Copy out the listing below word for word, from the line with "Localize 11 of" through the line with "- data-label: 1%: [278, 177, 294, 188]", both of those lines included. Leave the pictures out of your answer.

Records to process —
========================================
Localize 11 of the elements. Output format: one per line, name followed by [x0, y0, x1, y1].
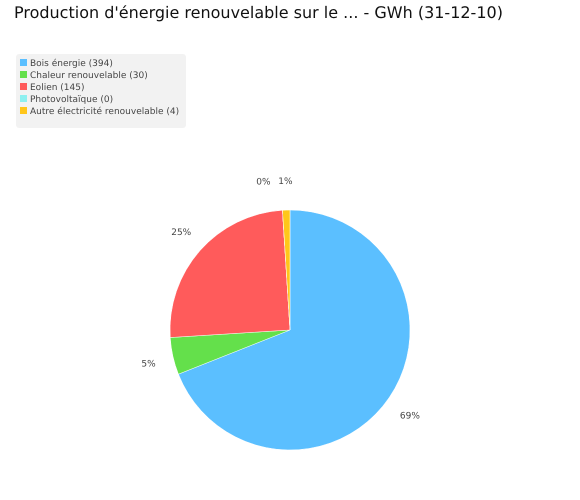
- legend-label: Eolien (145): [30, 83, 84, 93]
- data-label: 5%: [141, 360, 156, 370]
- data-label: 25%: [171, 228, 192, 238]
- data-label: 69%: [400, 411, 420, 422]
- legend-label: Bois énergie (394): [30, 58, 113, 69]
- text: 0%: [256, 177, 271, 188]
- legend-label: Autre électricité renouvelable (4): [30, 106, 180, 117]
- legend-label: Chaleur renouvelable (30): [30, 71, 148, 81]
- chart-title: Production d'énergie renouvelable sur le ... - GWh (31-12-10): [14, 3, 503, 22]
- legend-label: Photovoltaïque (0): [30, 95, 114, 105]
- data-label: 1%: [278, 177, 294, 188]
========================================
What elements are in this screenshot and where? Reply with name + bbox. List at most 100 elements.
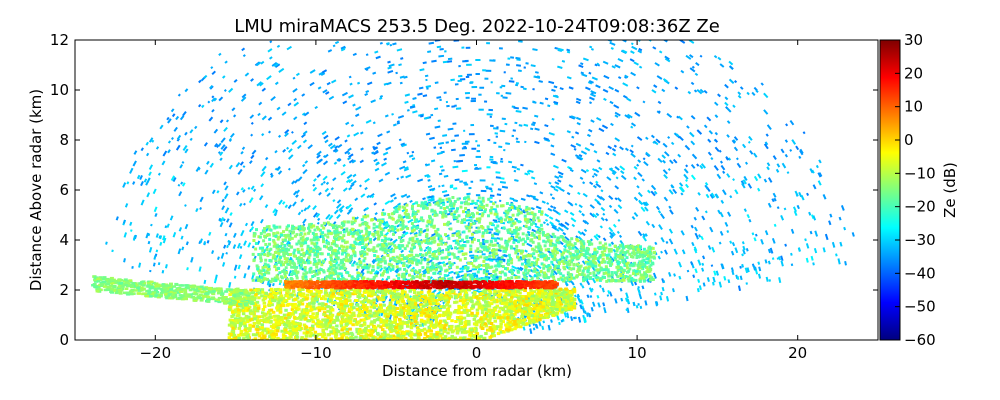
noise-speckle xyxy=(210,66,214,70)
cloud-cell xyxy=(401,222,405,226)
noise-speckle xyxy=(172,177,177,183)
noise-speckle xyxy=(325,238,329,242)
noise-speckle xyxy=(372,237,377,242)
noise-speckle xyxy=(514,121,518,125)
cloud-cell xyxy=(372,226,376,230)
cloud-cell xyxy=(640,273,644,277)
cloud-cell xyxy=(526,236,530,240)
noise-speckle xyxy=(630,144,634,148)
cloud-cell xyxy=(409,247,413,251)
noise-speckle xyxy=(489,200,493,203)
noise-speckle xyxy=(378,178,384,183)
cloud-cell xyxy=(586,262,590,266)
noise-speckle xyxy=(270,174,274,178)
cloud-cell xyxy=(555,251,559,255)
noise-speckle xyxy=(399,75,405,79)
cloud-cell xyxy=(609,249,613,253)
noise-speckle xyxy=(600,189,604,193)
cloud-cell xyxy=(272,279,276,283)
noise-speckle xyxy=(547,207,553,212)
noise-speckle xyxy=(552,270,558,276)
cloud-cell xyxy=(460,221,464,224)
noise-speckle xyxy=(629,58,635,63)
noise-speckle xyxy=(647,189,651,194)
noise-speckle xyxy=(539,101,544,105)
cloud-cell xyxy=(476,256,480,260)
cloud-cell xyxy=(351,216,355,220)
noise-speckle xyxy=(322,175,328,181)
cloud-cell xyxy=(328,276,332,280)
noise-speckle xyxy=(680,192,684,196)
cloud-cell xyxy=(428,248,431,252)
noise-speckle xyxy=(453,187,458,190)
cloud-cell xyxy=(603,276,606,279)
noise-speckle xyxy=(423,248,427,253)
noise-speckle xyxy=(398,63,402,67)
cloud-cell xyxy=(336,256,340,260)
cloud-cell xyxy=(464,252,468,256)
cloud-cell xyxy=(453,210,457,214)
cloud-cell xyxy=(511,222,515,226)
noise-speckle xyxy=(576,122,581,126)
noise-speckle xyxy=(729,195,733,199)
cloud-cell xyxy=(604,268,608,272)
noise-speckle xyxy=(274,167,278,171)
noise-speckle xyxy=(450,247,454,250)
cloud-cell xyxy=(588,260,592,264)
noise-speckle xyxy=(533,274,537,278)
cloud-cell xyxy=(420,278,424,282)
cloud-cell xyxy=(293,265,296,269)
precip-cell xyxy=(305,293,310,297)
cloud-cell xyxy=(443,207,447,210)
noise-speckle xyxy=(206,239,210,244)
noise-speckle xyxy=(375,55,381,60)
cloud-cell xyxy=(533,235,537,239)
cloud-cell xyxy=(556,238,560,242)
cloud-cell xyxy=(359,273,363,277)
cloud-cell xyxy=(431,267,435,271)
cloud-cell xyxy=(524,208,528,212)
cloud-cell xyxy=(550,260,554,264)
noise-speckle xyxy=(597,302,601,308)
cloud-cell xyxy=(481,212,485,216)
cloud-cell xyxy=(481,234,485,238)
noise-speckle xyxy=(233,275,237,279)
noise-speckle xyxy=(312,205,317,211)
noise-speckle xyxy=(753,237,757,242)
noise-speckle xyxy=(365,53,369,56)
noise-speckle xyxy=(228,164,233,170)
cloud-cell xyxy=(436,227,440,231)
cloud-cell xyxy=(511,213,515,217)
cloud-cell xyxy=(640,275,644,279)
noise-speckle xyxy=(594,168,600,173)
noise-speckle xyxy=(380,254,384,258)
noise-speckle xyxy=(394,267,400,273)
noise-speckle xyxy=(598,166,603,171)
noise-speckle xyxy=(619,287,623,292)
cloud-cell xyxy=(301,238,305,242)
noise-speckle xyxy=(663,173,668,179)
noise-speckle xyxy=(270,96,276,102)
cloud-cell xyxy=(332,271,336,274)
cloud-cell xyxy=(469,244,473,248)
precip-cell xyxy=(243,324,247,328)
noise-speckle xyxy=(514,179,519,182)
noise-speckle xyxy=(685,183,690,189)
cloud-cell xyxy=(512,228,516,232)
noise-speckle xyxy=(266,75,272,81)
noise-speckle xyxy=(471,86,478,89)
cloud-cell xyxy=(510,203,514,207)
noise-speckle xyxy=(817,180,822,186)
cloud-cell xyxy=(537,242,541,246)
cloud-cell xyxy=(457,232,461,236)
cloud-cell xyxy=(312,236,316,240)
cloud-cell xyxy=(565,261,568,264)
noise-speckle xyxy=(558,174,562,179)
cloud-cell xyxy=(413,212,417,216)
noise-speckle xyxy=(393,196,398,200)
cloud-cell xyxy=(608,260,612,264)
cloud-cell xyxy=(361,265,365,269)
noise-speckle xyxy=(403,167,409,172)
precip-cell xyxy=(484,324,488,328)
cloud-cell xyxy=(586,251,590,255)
========================================
The result —
Localize 11 of the elements. Output format: one per line, name followed by [x0, y0, x1, y1].
- legend-label: Eolien (145): [30, 83, 84, 93]
- data-label: 5%: [141, 360, 156, 370]
- data-label: 25%: [171, 228, 192, 238]
- data-label: 69%: [400, 411, 420, 422]
- legend-label: Bois énergie (394): [30, 58, 113, 69]
- text: 0%: [256, 177, 271, 188]
- legend-label: Autre électricité renouvelable (4): [30, 106, 180, 117]
- legend-label: Chaleur renouvelable (30): [30, 71, 148, 81]
- chart-title: Production d'énergie renouvelable sur le ... - GWh (31-12-10): [14, 3, 503, 22]
- legend-label: Photovoltaïque (0): [30, 95, 114, 105]
- data-label: 1%: [278, 177, 294, 188]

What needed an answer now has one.